* DOCUMENT SECTION
# # # # #

Falwell used the power of television to found the Moral Majority and turn the Christian right into a mighty force in American politics during the Reagan years, died Tuesday, 15 May, at 73.
Michael Petrelis organized the so-called "anti-memorial" and said gays, lesbians, bisexuals and transgenders said would speak out about Falwell's past efforts to demonize the gay community.
A makeshift grave was surrounded by an assortment of signs, rainbow flags and teletubbies dolls at Castro and 18th streets.
One signed read, "Falwell dies, but the rainbow lives."
At least one person danced on the makeshift grave.
Petrelis said he organized the event because Falwell "spent a number of decades working to deny gays full equality."
Sen. John McCain praised Falwell as "a man of distinguished accomplishment who devoted his life to serving his faith and country."
Mitt Romney described Falwell Tuesday as "an American who built and led a movement based on strong principles and strong faith."
Rudy Giuliani told reporters that Falwell "was a man who set a direction" -- and someone who was "not afraid to speak his mind."

# # # # #

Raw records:
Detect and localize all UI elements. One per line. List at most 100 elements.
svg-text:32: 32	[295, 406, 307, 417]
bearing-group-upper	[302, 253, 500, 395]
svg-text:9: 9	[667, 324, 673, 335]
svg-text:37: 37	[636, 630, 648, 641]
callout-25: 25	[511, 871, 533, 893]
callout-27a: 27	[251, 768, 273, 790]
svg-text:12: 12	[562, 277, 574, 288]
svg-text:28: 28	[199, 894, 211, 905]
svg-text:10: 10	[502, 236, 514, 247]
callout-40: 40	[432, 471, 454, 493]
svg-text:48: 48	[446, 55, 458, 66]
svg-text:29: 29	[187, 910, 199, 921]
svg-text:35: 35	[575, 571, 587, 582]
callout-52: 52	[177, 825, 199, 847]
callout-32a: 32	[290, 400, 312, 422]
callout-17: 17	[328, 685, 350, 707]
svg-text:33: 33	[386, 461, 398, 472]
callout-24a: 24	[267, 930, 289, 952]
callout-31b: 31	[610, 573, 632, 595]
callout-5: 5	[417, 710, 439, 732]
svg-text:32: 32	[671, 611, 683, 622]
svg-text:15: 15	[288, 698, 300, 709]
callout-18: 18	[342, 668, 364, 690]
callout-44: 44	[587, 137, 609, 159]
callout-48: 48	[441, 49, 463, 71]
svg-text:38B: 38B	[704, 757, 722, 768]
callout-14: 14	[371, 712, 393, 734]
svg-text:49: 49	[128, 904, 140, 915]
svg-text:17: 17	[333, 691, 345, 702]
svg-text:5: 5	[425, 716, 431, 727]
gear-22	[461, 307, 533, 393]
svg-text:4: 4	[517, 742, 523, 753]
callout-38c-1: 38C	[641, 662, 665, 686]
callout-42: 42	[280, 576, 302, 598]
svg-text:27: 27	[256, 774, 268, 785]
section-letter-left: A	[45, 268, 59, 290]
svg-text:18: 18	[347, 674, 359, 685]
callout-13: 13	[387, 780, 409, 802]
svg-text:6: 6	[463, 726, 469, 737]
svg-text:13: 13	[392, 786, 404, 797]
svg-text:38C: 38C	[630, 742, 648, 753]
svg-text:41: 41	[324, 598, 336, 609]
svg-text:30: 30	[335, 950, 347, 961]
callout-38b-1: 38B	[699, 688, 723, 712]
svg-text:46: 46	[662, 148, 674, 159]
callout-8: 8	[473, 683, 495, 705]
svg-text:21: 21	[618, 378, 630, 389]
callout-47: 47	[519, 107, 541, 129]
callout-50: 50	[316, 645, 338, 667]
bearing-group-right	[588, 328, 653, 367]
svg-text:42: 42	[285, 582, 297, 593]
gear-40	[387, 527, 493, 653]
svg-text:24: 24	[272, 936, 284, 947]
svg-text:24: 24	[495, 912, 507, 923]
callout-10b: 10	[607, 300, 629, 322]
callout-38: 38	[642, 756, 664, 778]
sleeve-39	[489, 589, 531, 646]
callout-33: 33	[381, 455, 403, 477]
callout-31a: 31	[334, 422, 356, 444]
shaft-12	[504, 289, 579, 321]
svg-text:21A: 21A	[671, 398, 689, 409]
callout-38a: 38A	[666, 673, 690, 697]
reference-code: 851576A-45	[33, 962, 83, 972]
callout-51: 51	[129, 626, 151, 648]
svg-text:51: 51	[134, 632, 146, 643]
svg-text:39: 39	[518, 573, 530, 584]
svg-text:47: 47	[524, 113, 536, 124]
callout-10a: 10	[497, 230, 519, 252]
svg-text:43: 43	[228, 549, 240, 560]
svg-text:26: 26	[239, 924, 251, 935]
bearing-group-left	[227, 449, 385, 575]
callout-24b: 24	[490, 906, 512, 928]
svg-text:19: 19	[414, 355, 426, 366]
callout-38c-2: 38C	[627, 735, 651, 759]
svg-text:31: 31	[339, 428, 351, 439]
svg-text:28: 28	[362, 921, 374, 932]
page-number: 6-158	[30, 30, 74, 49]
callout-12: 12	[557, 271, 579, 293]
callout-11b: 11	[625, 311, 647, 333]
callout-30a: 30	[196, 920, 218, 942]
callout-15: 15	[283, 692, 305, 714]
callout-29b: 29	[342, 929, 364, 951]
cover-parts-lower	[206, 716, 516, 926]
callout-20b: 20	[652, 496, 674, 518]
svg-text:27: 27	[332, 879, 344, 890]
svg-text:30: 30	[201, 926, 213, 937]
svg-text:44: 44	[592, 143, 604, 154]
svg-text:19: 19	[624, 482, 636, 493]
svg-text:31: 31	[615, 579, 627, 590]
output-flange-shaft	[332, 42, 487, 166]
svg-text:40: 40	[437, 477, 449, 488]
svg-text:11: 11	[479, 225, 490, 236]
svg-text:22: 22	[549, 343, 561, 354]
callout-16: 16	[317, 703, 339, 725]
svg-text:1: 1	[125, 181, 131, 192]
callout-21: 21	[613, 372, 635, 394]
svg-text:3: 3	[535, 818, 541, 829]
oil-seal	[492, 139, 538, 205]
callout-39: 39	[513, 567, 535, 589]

# # # # #

* DIRECTIVES
1 - Answer these about the passage on reactions to Falwell's death:
(a) At what age did Falwell die?
(b) At which intersection was the makeshift grave set up?
(c) Who said Falwell was "not afraid to speak his mind"?
2 - Reproduce the raw records from their first line through the line containing "422, 356, 444]", including both of those lines.
The text and the raw records have no connection to each other.

* SOLUTION LIST
1 -
(a) 73
(b) Castro and 18th streets
(c) Rudy Giuliani

2 -
Detect and localize all UI elements. One per line. List at most 100 elements.
svg-text:32: 32	[295, 406, 307, 417]
bearing-group-upper	[302, 253, 500, 395]
svg-text:9: 9	[667, 324, 673, 335]
svg-text:37: 37	[636, 630, 648, 641]
callout-25: 25	[511, 871, 533, 893]
callout-27a: 27	[251, 768, 273, 790]
svg-text:12: 12	[562, 277, 574, 288]
svg-text:28: 28	[199, 894, 211, 905]
svg-text:10: 10	[502, 236, 514, 247]
callout-40: 40	[432, 471, 454, 493]
svg-text:48: 48	[446, 55, 458, 66]
svg-text:29: 29	[187, 910, 199, 921]
svg-text:35: 35	[575, 571, 587, 582]
callout-52: 52	[177, 825, 199, 847]
callout-32a: 32	[290, 400, 312, 422]
callout-17: 17	[328, 685, 350, 707]
svg-text:33: 33	[386, 461, 398, 472]
callout-24a: 24	[267, 930, 289, 952]
callout-31b: 31	[610, 573, 632, 595]
callout-5: 5	[417, 710, 439, 732]
svg-text:32: 32	[671, 611, 683, 622]
svg-text:15: 15	[288, 698, 300, 709]
callout-18: 18	[342, 668, 364, 690]
callout-44: 44	[587, 137, 609, 159]
callout-48: 48	[441, 49, 463, 71]
svg-text:38B: 38B	[704, 757, 722, 768]
callout-14: 14	[371, 712, 393, 734]
svg-text:49: 49	[128, 904, 140, 915]
svg-text:17: 17	[333, 691, 345, 702]
svg-text:5: 5	[425, 716, 431, 727]
gear-22	[461, 307, 533, 393]
svg-text:4: 4	[517, 742, 523, 753]
callout-38c-1: 38C	[641, 662, 665, 686]
callout-42: 42	[280, 576, 302, 598]
svg-text:27: 27	[256, 774, 268, 785]
section-letter-left: A	[45, 268, 59, 290]
svg-text:18: 18	[347, 674, 359, 685]
callout-13: 13	[387, 780, 409, 802]
svg-text:6: 6	[463, 726, 469, 737]
svg-text:13: 13	[392, 786, 404, 797]
svg-text:38C: 38C	[630, 742, 648, 753]
svg-text:41: 41	[324, 598, 336, 609]
svg-text:30: 30	[335, 950, 347, 961]
callout-38b-1: 38B	[699, 688, 723, 712]
svg-text:46: 46	[662, 148, 674, 159]
callout-8: 8	[473, 683, 495, 705]
svg-text:21: 21	[618, 378, 630, 389]
callout-47: 47	[519, 107, 541, 129]
callout-50: 50	[316, 645, 338, 667]
bearing-group-right	[588, 328, 653, 367]
svg-text:42: 42	[285, 582, 297, 593]
gear-40	[387, 527, 493, 653]
svg-text:24: 24	[272, 936, 284, 947]
svg-text:24: 24	[495, 912, 507, 923]
callout-10b: 10	[607, 300, 629, 322]
callout-38: 38	[642, 756, 664, 778]
sleeve-39	[489, 589, 531, 646]
callout-33: 33	[381, 455, 403, 477]
callout-31a: 31	[334, 422, 356, 444]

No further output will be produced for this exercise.